» Dataset records:

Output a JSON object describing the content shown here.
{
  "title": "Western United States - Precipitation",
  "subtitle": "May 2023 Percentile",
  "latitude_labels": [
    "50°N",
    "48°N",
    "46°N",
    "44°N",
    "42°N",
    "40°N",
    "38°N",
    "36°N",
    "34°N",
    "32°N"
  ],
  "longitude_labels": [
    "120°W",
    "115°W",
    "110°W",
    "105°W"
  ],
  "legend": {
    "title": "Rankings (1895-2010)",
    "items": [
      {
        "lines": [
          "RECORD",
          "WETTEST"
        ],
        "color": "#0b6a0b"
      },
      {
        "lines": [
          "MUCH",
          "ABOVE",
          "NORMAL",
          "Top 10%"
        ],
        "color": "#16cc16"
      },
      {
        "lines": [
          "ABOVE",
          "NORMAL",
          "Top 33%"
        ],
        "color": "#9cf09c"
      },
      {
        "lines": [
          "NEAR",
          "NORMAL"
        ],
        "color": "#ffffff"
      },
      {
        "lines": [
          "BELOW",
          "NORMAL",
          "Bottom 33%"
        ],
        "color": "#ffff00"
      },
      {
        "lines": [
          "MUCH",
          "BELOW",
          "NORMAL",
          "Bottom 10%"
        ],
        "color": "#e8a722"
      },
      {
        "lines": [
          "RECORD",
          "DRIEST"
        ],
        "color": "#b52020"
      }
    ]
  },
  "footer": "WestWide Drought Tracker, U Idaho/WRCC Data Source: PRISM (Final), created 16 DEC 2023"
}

» Task details:
Your task is to transcribe the material exactly.

» Reply:
Output a JSON object describing the content shown here.
{
  "title": "Western United States - Precipitation",
  "subtitle": "May 2023 Percentile",
  "latitude_labels": [
    "50°N",
    "48°N",
    "46°N",
    "44°N",
    "42°N",
    "40°N",
    "38°N",
    "36°N",
    "34°N",
    "32°N"
  ],
  "longitude_labels": [
    "120°W",
    "115°W",
    "110°W",
    "105°W"
  ],
  "legend": {
    "title": "Rankings (1895-2010)",
    "items": [
      {
        "lines": [
          "RECORD",
          "WETTEST"
        ],
        "color": "#0b6a0b"
      },
      {
        "lines": [
          "MUCH",
          "ABOVE",
          "NORMAL",
          "Top 10%"
        ],
        "color": "#16cc16"
      },
      {
        "lines": [
          "ABOVE",
          "NORMAL",
          "Top 33%"
        ],
        "color": "#9cf09c"
      },
      {
        "lines": [
          "NEAR",
          "NORMAL"
        ],
        "color": "#ffffff"
      },
      {
        "lines": [
          "BELOW",
          "NORMAL",
          "Bottom 33%"
        ],
        "color": "#ffff00"
      },
      {
        "lines": [
          "MUCH",
          "BELOW",
          "NORMAL",
          "Bottom 10%"
        ],
        "color": "#e8a722"
      },
      {
        "lines": [
          "RECORD",
          "DRIEST"
        ],
        "color": "#b52020"
      }
    ]
  },
  "footer": "WestWide Drought Tracker, U Idaho/WRCC Data Source: PRISM (Final), created 16 DEC 2023"
}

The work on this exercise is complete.